-- start of Raw data --

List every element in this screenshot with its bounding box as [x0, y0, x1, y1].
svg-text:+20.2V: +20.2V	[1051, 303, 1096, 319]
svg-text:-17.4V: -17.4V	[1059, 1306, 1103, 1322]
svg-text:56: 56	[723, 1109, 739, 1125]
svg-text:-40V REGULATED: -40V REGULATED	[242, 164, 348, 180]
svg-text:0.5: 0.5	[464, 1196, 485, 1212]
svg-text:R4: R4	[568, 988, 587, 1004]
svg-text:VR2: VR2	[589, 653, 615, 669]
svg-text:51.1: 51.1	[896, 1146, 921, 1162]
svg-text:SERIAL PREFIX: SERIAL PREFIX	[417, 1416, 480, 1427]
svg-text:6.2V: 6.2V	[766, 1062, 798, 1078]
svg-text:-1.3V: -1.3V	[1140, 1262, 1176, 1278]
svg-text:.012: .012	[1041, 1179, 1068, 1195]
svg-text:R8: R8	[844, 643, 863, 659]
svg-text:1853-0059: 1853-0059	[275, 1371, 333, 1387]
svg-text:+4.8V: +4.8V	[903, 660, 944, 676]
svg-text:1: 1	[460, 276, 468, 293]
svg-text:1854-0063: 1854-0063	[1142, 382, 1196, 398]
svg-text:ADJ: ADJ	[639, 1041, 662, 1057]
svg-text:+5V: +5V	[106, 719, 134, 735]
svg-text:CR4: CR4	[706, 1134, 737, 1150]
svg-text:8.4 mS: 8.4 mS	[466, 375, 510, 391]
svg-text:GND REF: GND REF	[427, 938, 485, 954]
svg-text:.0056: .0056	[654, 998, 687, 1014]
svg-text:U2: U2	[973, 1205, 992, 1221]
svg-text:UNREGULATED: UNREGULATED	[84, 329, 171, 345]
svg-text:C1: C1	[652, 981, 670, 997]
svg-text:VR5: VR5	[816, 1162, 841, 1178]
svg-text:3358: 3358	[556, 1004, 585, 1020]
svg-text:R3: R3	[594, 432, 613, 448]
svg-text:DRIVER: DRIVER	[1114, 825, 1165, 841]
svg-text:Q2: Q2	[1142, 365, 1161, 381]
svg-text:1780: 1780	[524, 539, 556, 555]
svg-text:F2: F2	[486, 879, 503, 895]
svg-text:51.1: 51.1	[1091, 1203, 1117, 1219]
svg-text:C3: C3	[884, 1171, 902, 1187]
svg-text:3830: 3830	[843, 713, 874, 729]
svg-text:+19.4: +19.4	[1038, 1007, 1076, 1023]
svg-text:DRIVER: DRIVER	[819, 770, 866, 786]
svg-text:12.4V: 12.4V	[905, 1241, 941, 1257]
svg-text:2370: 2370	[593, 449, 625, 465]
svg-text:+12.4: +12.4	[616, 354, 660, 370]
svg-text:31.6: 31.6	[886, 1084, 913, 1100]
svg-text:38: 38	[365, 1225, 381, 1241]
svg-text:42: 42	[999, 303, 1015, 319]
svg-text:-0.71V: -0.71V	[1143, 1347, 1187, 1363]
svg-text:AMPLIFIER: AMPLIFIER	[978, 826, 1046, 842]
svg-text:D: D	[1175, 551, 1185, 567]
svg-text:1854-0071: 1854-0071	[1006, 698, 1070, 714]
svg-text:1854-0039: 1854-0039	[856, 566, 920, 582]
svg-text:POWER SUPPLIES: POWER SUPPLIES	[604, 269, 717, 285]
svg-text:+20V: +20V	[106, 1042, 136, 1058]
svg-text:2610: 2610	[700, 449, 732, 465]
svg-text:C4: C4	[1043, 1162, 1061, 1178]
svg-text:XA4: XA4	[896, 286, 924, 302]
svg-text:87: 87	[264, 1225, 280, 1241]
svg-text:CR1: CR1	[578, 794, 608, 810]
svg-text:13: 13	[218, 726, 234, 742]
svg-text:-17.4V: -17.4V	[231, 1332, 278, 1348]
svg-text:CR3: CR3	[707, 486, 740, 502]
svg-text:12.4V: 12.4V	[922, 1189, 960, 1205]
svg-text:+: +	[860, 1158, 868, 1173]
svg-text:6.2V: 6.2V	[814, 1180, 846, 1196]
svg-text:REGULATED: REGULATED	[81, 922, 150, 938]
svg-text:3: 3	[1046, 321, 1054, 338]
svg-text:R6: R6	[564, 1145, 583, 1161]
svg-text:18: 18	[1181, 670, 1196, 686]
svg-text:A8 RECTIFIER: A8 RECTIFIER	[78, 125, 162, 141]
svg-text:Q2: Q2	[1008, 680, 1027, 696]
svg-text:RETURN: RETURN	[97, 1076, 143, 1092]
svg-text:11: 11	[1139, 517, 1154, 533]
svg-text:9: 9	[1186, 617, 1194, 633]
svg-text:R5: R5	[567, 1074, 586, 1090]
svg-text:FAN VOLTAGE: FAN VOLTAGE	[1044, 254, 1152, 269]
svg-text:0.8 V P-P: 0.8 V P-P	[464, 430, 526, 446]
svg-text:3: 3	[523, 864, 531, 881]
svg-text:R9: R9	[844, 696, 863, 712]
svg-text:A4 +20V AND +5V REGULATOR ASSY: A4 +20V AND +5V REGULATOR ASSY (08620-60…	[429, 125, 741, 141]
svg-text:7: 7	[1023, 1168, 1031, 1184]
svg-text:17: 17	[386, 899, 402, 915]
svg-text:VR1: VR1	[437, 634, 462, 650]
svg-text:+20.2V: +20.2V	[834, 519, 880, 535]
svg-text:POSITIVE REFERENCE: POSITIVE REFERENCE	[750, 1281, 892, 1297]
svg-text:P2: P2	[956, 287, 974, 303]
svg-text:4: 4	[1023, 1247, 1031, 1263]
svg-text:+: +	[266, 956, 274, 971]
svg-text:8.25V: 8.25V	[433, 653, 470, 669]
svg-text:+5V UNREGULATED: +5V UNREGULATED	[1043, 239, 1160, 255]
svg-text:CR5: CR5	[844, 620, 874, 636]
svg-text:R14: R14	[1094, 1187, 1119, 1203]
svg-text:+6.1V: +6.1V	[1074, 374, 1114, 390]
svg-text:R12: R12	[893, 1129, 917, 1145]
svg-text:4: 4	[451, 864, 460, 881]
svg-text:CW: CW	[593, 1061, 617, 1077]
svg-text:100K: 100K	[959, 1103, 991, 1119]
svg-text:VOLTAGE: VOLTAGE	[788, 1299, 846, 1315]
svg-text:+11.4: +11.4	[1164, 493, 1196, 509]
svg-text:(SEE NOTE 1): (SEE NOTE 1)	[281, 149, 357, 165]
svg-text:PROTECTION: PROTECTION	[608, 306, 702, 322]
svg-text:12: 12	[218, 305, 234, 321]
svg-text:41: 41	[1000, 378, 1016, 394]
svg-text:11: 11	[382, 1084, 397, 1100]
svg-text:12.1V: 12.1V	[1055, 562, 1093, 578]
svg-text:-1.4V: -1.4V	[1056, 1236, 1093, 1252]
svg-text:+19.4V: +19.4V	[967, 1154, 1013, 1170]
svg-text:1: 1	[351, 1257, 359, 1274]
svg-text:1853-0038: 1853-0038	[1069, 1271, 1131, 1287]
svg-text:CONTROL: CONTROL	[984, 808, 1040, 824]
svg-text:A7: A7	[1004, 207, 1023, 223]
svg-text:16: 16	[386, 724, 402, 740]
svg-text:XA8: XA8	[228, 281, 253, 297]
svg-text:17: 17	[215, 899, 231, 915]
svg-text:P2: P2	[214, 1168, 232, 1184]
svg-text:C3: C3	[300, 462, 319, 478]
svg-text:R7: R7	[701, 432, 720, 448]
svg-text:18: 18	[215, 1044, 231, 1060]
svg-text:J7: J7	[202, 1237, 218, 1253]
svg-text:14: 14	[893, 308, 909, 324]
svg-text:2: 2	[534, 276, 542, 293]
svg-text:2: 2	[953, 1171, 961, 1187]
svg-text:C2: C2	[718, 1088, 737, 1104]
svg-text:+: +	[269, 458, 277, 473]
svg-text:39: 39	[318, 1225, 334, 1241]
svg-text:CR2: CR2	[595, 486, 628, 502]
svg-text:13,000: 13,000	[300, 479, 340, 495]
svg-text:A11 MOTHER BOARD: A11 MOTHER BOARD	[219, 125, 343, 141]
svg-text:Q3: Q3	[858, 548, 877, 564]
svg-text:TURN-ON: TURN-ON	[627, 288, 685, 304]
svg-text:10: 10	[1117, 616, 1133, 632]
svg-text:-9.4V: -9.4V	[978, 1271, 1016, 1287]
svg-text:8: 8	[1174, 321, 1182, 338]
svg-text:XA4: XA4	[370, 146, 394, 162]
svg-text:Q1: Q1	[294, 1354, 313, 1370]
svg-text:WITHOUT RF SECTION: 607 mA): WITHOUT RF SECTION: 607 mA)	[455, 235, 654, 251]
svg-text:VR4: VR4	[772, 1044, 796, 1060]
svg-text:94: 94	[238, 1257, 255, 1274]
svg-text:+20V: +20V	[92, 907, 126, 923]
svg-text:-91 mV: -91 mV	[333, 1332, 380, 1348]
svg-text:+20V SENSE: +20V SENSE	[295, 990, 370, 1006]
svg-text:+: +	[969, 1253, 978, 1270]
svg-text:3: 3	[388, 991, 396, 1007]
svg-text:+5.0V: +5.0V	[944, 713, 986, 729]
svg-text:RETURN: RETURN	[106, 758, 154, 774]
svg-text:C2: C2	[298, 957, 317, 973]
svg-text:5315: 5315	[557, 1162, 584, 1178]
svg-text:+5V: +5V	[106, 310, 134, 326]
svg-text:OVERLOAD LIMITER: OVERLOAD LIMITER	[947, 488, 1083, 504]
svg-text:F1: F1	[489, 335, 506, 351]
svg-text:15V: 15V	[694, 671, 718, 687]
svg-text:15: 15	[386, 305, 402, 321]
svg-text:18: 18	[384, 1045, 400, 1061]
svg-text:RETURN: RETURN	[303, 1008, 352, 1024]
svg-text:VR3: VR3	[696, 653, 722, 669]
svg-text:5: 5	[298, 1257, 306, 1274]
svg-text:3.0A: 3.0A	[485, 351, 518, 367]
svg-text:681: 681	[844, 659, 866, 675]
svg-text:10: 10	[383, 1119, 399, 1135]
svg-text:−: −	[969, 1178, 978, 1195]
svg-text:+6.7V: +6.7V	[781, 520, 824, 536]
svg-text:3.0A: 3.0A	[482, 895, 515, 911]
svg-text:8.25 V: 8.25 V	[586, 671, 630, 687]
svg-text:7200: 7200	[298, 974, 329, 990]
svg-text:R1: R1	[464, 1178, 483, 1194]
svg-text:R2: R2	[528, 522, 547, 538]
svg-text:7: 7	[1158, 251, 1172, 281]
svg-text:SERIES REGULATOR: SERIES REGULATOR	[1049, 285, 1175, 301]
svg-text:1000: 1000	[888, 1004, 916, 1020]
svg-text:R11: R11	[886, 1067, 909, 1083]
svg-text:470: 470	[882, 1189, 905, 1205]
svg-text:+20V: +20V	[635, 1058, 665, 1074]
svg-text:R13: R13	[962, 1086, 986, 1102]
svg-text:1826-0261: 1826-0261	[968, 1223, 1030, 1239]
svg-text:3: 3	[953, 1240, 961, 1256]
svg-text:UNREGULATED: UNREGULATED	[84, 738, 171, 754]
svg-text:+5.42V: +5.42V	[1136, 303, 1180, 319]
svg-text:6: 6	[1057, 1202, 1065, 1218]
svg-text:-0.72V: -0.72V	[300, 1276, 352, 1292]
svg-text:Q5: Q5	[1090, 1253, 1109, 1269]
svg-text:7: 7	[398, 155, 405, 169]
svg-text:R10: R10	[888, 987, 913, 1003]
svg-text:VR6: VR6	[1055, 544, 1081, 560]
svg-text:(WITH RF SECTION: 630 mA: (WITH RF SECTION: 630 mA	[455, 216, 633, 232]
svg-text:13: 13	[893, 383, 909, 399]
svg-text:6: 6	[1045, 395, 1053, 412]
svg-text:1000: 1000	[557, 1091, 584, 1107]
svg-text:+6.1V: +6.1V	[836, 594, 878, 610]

-- end of Raw data --

» **What you will do**:
Gather every line of the records that contains the string "REGULATOR", treating uppercase and lowercase letters as different, and copy each one.

» **The reply**:
svg-text:A4 +20V AND +5V REGULATOR ASSY: A4 +20V AND +5V REGULATOR ASSY (08620-60…	[429, 125, 741, 141]
svg-text:SERIES REGULATOR: SERIES REGULATOR	[1049, 285, 1175, 301]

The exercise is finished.